Task requirements: Under this task are some entries; return every one of them exactly.

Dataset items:
_ _ _ _
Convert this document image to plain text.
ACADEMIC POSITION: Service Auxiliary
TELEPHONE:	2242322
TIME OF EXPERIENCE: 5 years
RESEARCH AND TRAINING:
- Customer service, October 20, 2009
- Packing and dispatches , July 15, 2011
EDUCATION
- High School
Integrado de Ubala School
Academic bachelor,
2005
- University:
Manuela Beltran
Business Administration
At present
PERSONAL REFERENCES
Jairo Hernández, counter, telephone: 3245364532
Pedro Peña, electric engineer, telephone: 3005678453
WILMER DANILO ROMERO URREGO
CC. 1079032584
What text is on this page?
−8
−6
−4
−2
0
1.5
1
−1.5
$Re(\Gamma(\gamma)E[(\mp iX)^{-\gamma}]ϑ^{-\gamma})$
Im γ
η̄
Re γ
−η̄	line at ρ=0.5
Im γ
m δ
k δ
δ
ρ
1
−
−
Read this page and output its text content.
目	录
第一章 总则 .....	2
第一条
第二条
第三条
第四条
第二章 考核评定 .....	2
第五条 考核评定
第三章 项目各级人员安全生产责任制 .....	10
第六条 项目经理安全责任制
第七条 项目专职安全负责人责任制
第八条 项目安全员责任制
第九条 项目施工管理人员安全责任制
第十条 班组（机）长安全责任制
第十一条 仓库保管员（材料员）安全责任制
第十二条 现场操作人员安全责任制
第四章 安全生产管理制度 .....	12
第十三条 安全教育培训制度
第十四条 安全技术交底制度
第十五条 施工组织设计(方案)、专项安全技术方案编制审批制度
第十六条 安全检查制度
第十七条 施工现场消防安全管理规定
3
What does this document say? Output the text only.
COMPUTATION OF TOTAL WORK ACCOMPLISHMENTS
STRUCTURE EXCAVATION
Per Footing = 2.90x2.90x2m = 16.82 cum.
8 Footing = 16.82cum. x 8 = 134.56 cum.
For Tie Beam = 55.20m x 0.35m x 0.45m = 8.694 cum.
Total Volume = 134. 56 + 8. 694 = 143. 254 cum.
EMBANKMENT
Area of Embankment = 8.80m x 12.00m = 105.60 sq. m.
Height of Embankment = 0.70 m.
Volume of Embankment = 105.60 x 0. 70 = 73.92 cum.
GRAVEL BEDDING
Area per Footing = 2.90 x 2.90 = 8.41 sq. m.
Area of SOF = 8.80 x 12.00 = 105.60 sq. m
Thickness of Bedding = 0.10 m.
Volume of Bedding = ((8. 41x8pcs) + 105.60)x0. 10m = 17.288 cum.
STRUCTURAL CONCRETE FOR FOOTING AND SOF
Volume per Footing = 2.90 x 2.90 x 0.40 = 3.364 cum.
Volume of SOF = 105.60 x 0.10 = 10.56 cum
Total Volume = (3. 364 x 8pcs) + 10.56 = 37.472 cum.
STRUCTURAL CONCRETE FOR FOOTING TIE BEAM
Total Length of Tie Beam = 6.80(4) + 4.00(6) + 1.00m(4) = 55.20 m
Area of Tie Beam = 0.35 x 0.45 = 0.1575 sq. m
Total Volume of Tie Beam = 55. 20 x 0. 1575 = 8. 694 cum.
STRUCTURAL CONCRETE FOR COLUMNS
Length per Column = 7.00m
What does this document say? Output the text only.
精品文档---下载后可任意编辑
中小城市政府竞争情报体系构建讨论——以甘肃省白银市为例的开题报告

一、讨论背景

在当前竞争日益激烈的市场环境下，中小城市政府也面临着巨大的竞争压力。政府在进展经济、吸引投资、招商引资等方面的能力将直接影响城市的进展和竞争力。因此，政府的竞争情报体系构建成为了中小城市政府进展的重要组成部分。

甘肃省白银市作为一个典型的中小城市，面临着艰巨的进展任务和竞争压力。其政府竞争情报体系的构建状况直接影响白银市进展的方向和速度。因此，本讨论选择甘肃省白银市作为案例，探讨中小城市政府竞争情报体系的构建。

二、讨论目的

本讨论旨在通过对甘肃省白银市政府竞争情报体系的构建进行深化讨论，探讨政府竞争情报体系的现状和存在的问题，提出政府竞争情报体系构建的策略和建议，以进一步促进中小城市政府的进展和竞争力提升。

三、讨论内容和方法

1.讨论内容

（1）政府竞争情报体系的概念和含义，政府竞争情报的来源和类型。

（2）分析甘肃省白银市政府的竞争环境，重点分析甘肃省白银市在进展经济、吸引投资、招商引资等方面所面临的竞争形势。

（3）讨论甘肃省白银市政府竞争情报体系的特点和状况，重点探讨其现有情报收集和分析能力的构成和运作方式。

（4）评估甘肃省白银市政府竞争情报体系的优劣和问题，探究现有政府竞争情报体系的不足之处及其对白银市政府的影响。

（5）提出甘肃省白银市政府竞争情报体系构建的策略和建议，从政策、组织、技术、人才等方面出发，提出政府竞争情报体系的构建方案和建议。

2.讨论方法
_ _ _ _
The completed task:
Convert this document image to plain text.
ACADEMIC POSITION: Service Auxiliary
TELEPHONE:	2242322
TIME OF EXPERIENCE: 5 years
RESEARCH AND TRAINING:
- Customer service, October 20, 2009
- Packing and dispatches , July 15, 2011
EDUCATION
- High School
Integrado de Ubala School
Academic bachelor,
2005
- University:
Manuela Beltran
Business Administration
At present
PERSONAL REFERENCES
Jairo Hernández, counter, telephone: 3245364532
Pedro Peña, electric engineer, telephone: 3005678453
WILMER DANILO ROMERO URREGO
CC. 1079032584
What text is on this page?
−8
−6
−4
−2
0
1.5
1
−1.5
$Re(\Gamma(\gamma)E[(\mp iX)^{-\gamma}]ϑ^{-\gamma})$
Im γ
η̄
Re γ
−η̄	line at ρ=0.5
Im γ
m δ
k δ
δ
ρ
1
−
−
Read this page and output its text content.
目	录
第一章 总则 .....	2
第一条
第二条
第三条
第四条
第二章 考核评定 .....	2
第五条 考核评定
第三章 项目各级人员安全生产责任制 .....	10
第六条 项目经理安全责任制
第七条 项目专职安全负责人责任制
第八条 项目安全员责任制
第九条 项目施工管理人员安全责任制
第十条 班组（机）长安全责任制
第十一条 仓库保管员（材料员）安全责任制
第十二条 现场操作人员安全责任制
第四章 安全生产管理制度 .....	12
第十三条 安全教育培训制度
第十四条 安全技术交底制度
第十五条 施工组织设计(方案)、专项安全技术方案编制审批制度
第十六条 安全检查制度
第十七条 施工现场消防安全管理规定
3
What does this document say? Output the text only.
COMPUTATION OF TOTAL WORK ACCOMPLISHMENTS
STRUCTURE EXCAVATION
Per Footing = 2.90x2.90x2m = 16.82 cum.
8 Footing = 16.82cum. x 8 = 134.56 cum.
For Tie Beam = 55.20m x 0.35m x 0.45m = 8.694 cum.
Total Volume = 134. 56 + 8. 694 = 143. 254 cum.
EMBANKMENT
Area of Embankment = 8.80m x 12.00m = 105.60 sq. m.
Height of Embankment = 0.70 m.
Volume of Embankment = 105.60 x 0. 70 = 73.92 cum.
GRAVEL BEDDING
Area per Footing = 2.90 x 2.90 = 8.41 sq. m.
Area of SOF = 8.80 x 12.00 = 105.60 sq. m
Thickness of Bedding = 0.10 m.
Volume of Bedding = ((8. 41x8pcs) + 105.60)x0. 10m = 17.288 cum.
STRUCTURAL CONCRETE FOR FOOTING AND SOF
Volume per Footing = 2.90 x 2.90 x 0.40 = 3.364 cum.
Volume of SOF = 105.60 x 0.10 = 10.56 cum
Total Volume = (3. 364 x 8pcs) + 10.56 = 37.472 cum.
STRUCTURAL CONCRETE FOR FOOTING TIE BEAM
Total Length of Tie Beam = 6.80(4) + 4.00(6) + 1.00m(4) = 55.20 m
Area of Tie Beam = 0.35 x 0.45 = 0.1575 sq. m
Total Volume of Tie Beam = 55. 20 x 0. 1575 = 8. 694 cum.
STRUCTURAL CONCRETE FOR COLUMNS
Length per Column = 7.00m
What does this document say? Output the text only.
精品文档---下载后可任意编辑
中小城市政府竞争情报体系构建讨论——以甘肃省白银市为例的开题报告

一、讨论背景

在当前竞争日益激烈的市场环境下，中小城市政府也面临着巨大的竞争压力。政府在进展经济、吸引投资、招商引资等方面的能力将直接影响城市的进展和竞争力。因此，政府的竞争情报体系构建成为了中小城市政府进展的重要组成部分。

甘肃省白银市作为一个典型的中小城市，面临着艰巨的进展任务和竞争压力。其政府竞争情报体系的构建状况直接影响白银市进展的方向和速度。因此，本讨论选择甘肃省白银市作为案例，探讨中小城市政府竞争情报体系的构建。

二、讨论目的

本讨论旨在通过对甘肃省白银市政府竞争情报体系的构建进行深化讨论，探讨政府竞争情报体系的现状和存在的问题，提出政府竞争情报体系构建的策略和建议，以进一步促进中小城市政府的进展和竞争力提升。

三、讨论内容和方法

1.讨论内容

（1）政府竞争情报体系的概念和含义，政府竞争情报的来源和类型。

（2）分析甘肃省白银市政府的竞争环境，重点分析甘肃省白银市在进展经济、吸引投资、招商引资等方面所面临的竞争形势。

（3）讨论甘肃省白银市政府竞争情报体系的特点和状况，重点探讨其现有情报收集和分析能力的构成和运作方式。

（4）评估甘肃省白银市政府竞争情报体系的优劣和问题，探究现有政府竞争情报体系的不足之处及其对白银市政府的影响。

（5）提出甘肃省白银市政府竞争情报体系构建的策略和建议，从政策、组织、技术、人才等方面出发，提出政府竞争情报体系的构建方案和建议。

2.讨论方法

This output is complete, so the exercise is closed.